(TASK TO CARRY OUT):
Copy the lines below word for word, starting at the line that contains "faq-question: How long" and ending after the line that contains "chevron-down-icon (1335, 240, 1345, 246)".

═════ RECORD EXCERPTS ═════

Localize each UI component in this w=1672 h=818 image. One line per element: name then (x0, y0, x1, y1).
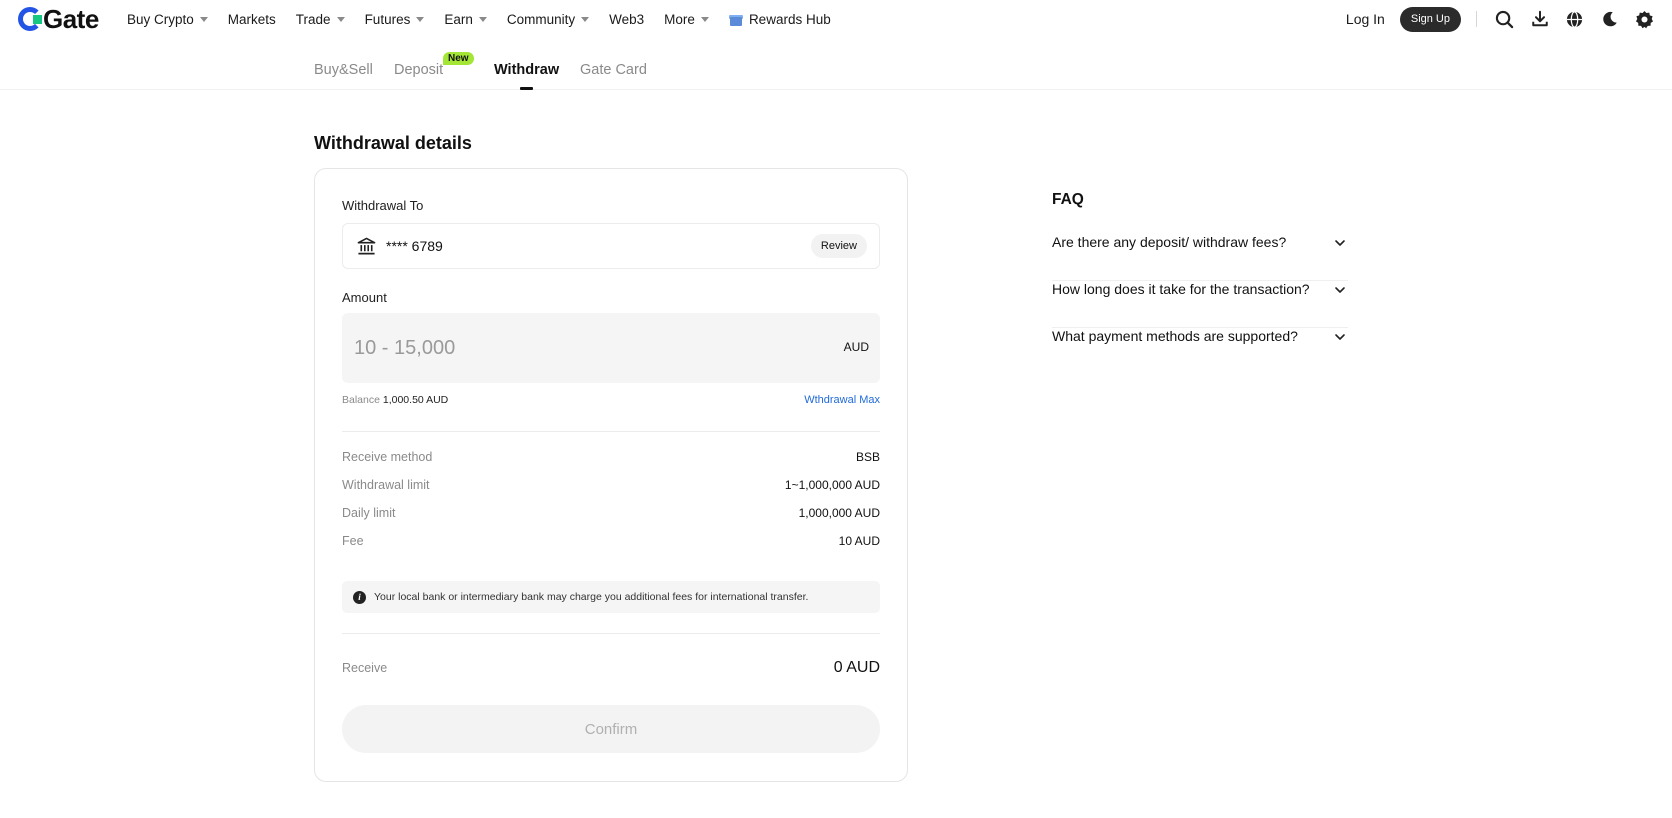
faq-question: How long does it take for the transactio… (1052, 281, 1310, 297)
chevron-down-icon (1335, 287, 1345, 293)
search-icon[interactable] (1487, 2, 1522, 37)
nav-label: Markets (227, 11, 276, 27)
withdrawal-to-label: Withdrawal To (342, 198, 424, 213)
header-tools: Log In Sign Up (1346, 0, 1662, 38)
detail-value: 1,000,000 AUD (798, 506, 880, 520)
nav-web3[interactable]: Web3 (609, 12, 644, 27)
signup-button[interactable]: Sign Up (1399, 6, 1461, 32)
chevron-down-icon (1335, 334, 1345, 340)
nav-label: Earn (444, 11, 473, 27)
nav-futures[interactable]: Futures (365, 12, 425, 27)
nav-rewards-hub[interactable]: Rewards Hub (728, 11, 831, 27)
chevron-down-icon (1335, 240, 1345, 246)
gear-icon[interactable] (1627, 2, 1662, 37)
faq-item-fees[interactable]: Are there any deposit/ withdraw fees? (1052, 234, 1348, 281)
balance-label: Balance (342, 394, 380, 406)
withdrawal-account-selector[interactable]: **** 6789 Review (342, 223, 880, 269)
bank-icon (357, 236, 377, 256)
login-link[interactable]: Log In (1346, 11, 1385, 27)
page-title: Withdrawal details (314, 133, 472, 153)
sub-tabs: Buy&Sell Deposit Withdraw Gate Card (0, 50, 1672, 90)
download-icon[interactable] (1522, 2, 1557, 37)
faq-item-payment-methods[interactable]: What payment methods are supported? (1052, 328, 1348, 375)
nav-label: Rewards Hub (748, 11, 831, 27)
amount-input[interactable] (354, 331, 754, 365)
nav-label: Futures (364, 11, 411, 27)
nav-label: Trade (295, 11, 331, 27)
withdrawal-card: Withdrawal To **** 6789 Review Amount AU… (314, 168, 908, 782)
detail-value: 10 AUD (838, 534, 880, 548)
active-tab-indicator (520, 87, 533, 90)
detail-value: 1~1,000,000 AUD (784, 478, 880, 492)
amount-field: AUD (342, 313, 880, 383)
account-number: **** 6789 (386, 238, 443, 254)
nav-more[interactable]: More (664, 12, 709, 27)
tab-withdraw[interactable]: Withdraw (494, 62, 559, 78)
detail-value: BSB (855, 450, 880, 464)
confirm-button[interactable]: Confirm (342, 705, 880, 753)
tab-buy-sell[interactable]: Buy&Sell (314, 62, 373, 78)
faq-title: FAQ (1052, 191, 1084, 208)
nav-earn[interactable]: Earn (444, 12, 487, 27)
chevron-down-icon (416, 16, 425, 22)
nav-label: More (664, 11, 695, 27)
divider (342, 431, 880, 432)
detail-key: Daily limit (342, 506, 396, 520)
detail-key: Receive method (342, 450, 433, 464)
gate-logo[interactable]: Gate (18, 3, 99, 34)
amount-currency: AUD (843, 340, 869, 354)
detail-row-fee: Fee 10 AUD (342, 534, 880, 552)
notice-text: Your local bank or intermediary bank may… (374, 591, 809, 603)
chevron-down-icon (581, 16, 590, 22)
nav-label: Buy Crypto (127, 11, 194, 27)
detail-row-withdrawal-limit: Withdrawal limit 1~1,000,000 AUD (342, 478, 880, 496)
new-badge: New (443, 52, 474, 65)
gate-logo-mark-icon (18, 7, 42, 31)
nav-community[interactable]: Community (506, 11, 590, 27)
globe-icon[interactable] (1557, 2, 1592, 37)
detail-row-daily-limit: Daily limit 1,000,000 AUD (342, 506, 880, 524)
tab-gate-card[interactable]: Gate Card (580, 62, 647, 78)
main-nav: Buy Crypto Markets Trade Futures Earn Co… (127, 0, 851, 38)
nav-label: Web3 (609, 11, 645, 27)
gift-icon (728, 13, 743, 26)
review-button[interactable]: Review (810, 234, 867, 258)
chevron-down-icon (199, 16, 208, 22)
nav-buy-crypto[interactable]: Buy Crypto (127, 12, 208, 27)
chevron-down-icon (700, 16, 709, 22)
nav-trade[interactable]: Trade (296, 12, 345, 27)
detail-key: Fee (342, 534, 364, 548)
withdrawal-max-link[interactable]: Wthdrawal Max (804, 394, 880, 406)
receive-amount: 0 AUD (833, 659, 880, 676)
top-navigation: Gate Buy Crypto Markets Trade Futures Ea… (0, 0, 1672, 38)
faq-question: What payment methods are supported? (1052, 328, 1298, 344)
chevron-down-icon (336, 16, 345, 22)
faq-question: Are there any deposit/ withdraw fees? (1052, 234, 1287, 250)
info-icon: i (353, 590, 366, 604)
detail-key: Withdrawal limit (342, 478, 430, 492)
fee-notice: i Your local bank or intermediary bank m… (342, 581, 880, 613)
chevron-down-icon (478, 16, 487, 22)
divider (1476, 11, 1477, 27)
receive-label: Receive (342, 661, 388, 675)
amount-label: Amount (342, 290, 387, 305)
brand-name: Gate (43, 3, 99, 34)
tab-deposit[interactable]: Deposit (394, 62, 443, 78)
divider (342, 633, 880, 634)
faq-item-duration[interactable]: How long does it take for the transactio… (1052, 281, 1348, 328)
detail-row-receive-method: Receive method BSB (342, 450, 880, 468)
nav-label: Community (506, 11, 576, 27)
nav-markets[interactable]: Markets (228, 12, 276, 27)
balance-info: Balance 1,000.50 AUD (342, 394, 448, 406)
moon-icon[interactable] (1592, 2, 1627, 37)
balance-value: 1,000.50 AUD (382, 394, 449, 406)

═════

(EXERCISE SOLUTION):
faq-question: How long does it take for the transactio… (1052, 281, 1310, 297)
chevron-down-icon (1335, 287, 1345, 293)
search-icon[interactable] (1487, 2, 1522, 37)
nav-label: Markets (227, 11, 276, 27)
withdrawal-to-label: Withdrawal To (342, 198, 424, 213)
header-tools: Log In Sign Up (1346, 0, 1662, 38)
detail-value: 1,000,000 AUD (798, 506, 880, 520)
nav-web3[interactable]: Web3 (609, 12, 644, 27)
signup-button[interactable]: Sign Up (1399, 6, 1461, 32)
chevron-down-icon (1335, 334, 1345, 340)
nav-label: Earn (444, 11, 473, 27)
nav-futures[interactable]: Futures (365, 12, 425, 27)
nav-rewards-hub[interactable]: Rewards Hub (728, 11, 831, 27)
chevron-down-icon (1335, 240, 1345, 246)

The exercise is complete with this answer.